- _Given request_
Your task is to output the data exactly as it stands.

- _Data records_
■ ■ ■
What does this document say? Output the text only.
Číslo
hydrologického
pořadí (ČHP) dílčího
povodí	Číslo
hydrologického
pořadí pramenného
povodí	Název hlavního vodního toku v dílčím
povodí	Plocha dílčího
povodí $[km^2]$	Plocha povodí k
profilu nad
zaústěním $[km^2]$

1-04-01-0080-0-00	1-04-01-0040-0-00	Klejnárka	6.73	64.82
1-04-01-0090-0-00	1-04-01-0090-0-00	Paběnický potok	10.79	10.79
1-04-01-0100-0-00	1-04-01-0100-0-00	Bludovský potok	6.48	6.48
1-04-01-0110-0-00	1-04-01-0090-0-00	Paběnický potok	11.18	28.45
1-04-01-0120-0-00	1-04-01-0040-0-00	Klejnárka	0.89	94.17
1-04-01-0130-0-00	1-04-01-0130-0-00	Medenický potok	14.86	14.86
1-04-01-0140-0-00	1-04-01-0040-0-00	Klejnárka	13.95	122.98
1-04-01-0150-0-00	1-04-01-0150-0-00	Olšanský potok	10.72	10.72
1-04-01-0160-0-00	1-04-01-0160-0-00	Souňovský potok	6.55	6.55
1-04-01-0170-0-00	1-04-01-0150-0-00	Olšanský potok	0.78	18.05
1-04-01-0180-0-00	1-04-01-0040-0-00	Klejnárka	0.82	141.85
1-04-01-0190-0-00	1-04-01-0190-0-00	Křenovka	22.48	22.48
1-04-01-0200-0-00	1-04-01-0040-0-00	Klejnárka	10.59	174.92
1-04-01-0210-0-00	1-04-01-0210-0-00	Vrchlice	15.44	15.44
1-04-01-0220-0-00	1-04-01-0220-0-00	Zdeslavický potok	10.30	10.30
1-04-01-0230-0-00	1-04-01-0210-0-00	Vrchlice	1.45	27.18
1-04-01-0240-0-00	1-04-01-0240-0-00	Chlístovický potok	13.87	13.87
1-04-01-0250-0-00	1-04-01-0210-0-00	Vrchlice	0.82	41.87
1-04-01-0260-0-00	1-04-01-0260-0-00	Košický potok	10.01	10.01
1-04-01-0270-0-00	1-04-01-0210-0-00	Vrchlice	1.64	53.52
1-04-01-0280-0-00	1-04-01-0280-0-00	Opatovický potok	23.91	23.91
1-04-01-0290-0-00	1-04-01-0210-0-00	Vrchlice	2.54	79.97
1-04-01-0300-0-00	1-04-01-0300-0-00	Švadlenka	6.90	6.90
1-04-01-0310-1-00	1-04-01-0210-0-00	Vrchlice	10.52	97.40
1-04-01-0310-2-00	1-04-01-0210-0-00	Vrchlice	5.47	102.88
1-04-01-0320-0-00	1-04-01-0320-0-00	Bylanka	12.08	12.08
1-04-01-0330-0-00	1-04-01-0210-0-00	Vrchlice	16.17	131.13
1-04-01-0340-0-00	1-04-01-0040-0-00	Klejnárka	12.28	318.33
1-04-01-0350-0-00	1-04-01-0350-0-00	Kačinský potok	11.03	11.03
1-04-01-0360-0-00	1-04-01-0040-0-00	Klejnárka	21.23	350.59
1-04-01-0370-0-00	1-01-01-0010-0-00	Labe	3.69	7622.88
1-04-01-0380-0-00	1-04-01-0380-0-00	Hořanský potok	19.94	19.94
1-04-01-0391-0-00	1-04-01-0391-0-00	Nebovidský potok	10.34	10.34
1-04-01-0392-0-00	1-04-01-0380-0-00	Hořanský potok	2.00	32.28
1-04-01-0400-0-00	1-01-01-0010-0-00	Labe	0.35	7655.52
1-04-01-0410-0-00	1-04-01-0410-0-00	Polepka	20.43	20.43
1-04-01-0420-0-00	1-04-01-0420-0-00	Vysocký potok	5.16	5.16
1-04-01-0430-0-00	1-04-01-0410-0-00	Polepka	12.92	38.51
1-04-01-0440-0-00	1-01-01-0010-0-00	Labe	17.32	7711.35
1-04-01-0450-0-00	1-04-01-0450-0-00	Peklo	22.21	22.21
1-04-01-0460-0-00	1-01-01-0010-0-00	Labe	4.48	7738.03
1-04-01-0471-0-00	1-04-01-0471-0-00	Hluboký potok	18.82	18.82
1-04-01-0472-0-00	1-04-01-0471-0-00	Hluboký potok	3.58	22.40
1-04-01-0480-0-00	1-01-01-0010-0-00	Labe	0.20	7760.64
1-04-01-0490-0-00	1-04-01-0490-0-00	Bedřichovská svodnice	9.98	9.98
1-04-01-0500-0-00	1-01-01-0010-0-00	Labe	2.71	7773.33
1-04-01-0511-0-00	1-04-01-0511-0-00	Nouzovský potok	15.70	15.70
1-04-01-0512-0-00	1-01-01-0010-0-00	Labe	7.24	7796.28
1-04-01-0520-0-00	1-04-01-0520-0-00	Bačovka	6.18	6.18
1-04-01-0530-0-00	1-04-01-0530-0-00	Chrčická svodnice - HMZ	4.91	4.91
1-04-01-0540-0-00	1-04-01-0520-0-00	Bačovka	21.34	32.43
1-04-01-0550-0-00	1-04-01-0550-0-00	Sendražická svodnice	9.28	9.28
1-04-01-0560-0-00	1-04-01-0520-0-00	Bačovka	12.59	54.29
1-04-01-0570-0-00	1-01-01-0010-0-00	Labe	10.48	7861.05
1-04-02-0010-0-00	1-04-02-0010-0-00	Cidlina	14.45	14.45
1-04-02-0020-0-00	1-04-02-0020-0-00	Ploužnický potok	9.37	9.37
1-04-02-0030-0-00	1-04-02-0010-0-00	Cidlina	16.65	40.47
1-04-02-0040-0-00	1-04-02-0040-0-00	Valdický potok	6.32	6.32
■ ■ ■
- _Final result_
What does this document say? Output the text only.
Číslo
hydrologického
pořadí (ČHP) dílčího
povodí	Číslo
hydrologického
pořadí pramenného
povodí	Název hlavního vodního toku v dílčím
povodí	Plocha dílčího
povodí $[km^2]$	Plocha povodí k
profilu nad
zaústěním $[km^2]$

1-04-01-0080-0-00	1-04-01-0040-0-00	Klejnárka	6.73	64.82
1-04-01-0090-0-00	1-04-01-0090-0-00	Paběnický potok	10.79	10.79
1-04-01-0100-0-00	1-04-01-0100-0-00	Bludovský potok	6.48	6.48
1-04-01-0110-0-00	1-04-01-0090-0-00	Paběnický potok	11.18	28.45
1-04-01-0120-0-00	1-04-01-0040-0-00	Klejnárka	0.89	94.17
1-04-01-0130-0-00	1-04-01-0130-0-00	Medenický potok	14.86	14.86
1-04-01-0140-0-00	1-04-01-0040-0-00	Klejnárka	13.95	122.98
1-04-01-0150-0-00	1-04-01-0150-0-00	Olšanský potok	10.72	10.72
1-04-01-0160-0-00	1-04-01-0160-0-00	Souňovský potok	6.55	6.55
1-04-01-0170-0-00	1-04-01-0150-0-00	Olšanský potok	0.78	18.05
1-04-01-0180-0-00	1-04-01-0040-0-00	Klejnárka	0.82	141.85
1-04-01-0190-0-00	1-04-01-0190-0-00	Křenovka	22.48	22.48
1-04-01-0200-0-00	1-04-01-0040-0-00	Klejnárka	10.59	174.92
1-04-01-0210-0-00	1-04-01-0210-0-00	Vrchlice	15.44	15.44
1-04-01-0220-0-00	1-04-01-0220-0-00	Zdeslavický potok	10.30	10.30
1-04-01-0230-0-00	1-04-01-0210-0-00	Vrchlice	1.45	27.18
1-04-01-0240-0-00	1-04-01-0240-0-00	Chlístovický potok	13.87	13.87
1-04-01-0250-0-00	1-04-01-0210-0-00	Vrchlice	0.82	41.87
1-04-01-0260-0-00	1-04-01-0260-0-00	Košický potok	10.01	10.01
1-04-01-0270-0-00	1-04-01-0210-0-00	Vrchlice	1.64	53.52
1-04-01-0280-0-00	1-04-01-0280-0-00	Opatovický potok	23.91	23.91
1-04-01-0290-0-00	1-04-01-0210-0-00	Vrchlice	2.54	79.97
1-04-01-0300-0-00	1-04-01-0300-0-00	Švadlenka	6.90	6.90
1-04-01-0310-1-00	1-04-01-0210-0-00	Vrchlice	10.52	97.40
1-04-01-0310-2-00	1-04-01-0210-0-00	Vrchlice	5.47	102.88
1-04-01-0320-0-00	1-04-01-0320-0-00	Bylanka	12.08	12.08
1-04-01-0330-0-00	1-04-01-0210-0-00	Vrchlice	16.17	131.13
1-04-01-0340-0-00	1-04-01-0040-0-00	Klejnárka	12.28	318.33
1-04-01-0350-0-00	1-04-01-0350-0-00	Kačinský potok	11.03	11.03
1-04-01-0360-0-00	1-04-01-0040-0-00	Klejnárka	21.23	350.59
1-04-01-0370-0-00	1-01-01-0010-0-00	Labe	3.69	7622.88
1-04-01-0380-0-00	1-04-01-0380-0-00	Hořanský potok	19.94	19.94
1-04-01-0391-0-00	1-04-01-0391-0-00	Nebovidský potok	10.34	10.34
1-04-01-0392-0-00	1-04-01-0380-0-00	Hořanský potok	2.00	32.28
1-04-01-0400-0-00	1-01-01-0010-0-00	Labe	0.35	7655.52
1-04-01-0410-0-00	1-04-01-0410-0-00	Polepka	20.43	20.43
1-04-01-0420-0-00	1-04-01-0420-0-00	Vysocký potok	5.16	5.16
1-04-01-0430-0-00	1-04-01-0410-0-00	Polepka	12.92	38.51
1-04-01-0440-0-00	1-01-01-0010-0-00	Labe	17.32	7711.35
1-04-01-0450-0-00	1-04-01-0450-0-00	Peklo	22.21	22.21
1-04-01-0460-0-00	1-01-01-0010-0-00	Labe	4.48	7738.03
1-04-01-0471-0-00	1-04-01-0471-0-00	Hluboký potok	18.82	18.82
1-04-01-0472-0-00	1-04-01-0471-0-00	Hluboký potok	3.58	22.40
1-04-01-0480-0-00	1-01-01-0010-0-00	Labe	0.20	7760.64
1-04-01-0490-0-00	1-04-01-0490-0-00	Bedřichovská svodnice	9.98	9.98
1-04-01-0500-0-00	1-01-01-0010-0-00	Labe	2.71	7773.33
1-04-01-0511-0-00	1-04-01-0511-0-00	Nouzovský potok	15.70	15.70
1-04-01-0512-0-00	1-01-01-0010-0-00	Labe	7.24	7796.28
1-04-01-0520-0-00	1-04-01-0520-0-00	Bačovka	6.18	6.18
1-04-01-0530-0-00	1-04-01-0530-0-00	Chrčická svodnice - HMZ	4.91	4.91
1-04-01-0540-0-00	1-04-01-0520-0-00	Bačovka	21.34	32.43
1-04-01-0550-0-00	1-04-01-0550-0-00	Sendražická svodnice	9.28	9.28
1-04-01-0560-0-00	1-04-01-0520-0-00	Bačovka	12.59	54.29
1-04-01-0570-0-00	1-01-01-0010-0-00	Labe	10.48	7861.05
1-04-02-0010-0-00	1-04-02-0010-0-00	Cidlina	14.45	14.45
1-04-02-0020-0-00	1-04-02-0020-0-00	Ploužnický potok	9.37	9.37
1-04-02-0030-0-00	1-04-02-0010-0-00	Cidlina	16.65	40.47
1-04-02-0040-0-00	1-04-02-0040-0-00	Valdický potok	6.32	6.32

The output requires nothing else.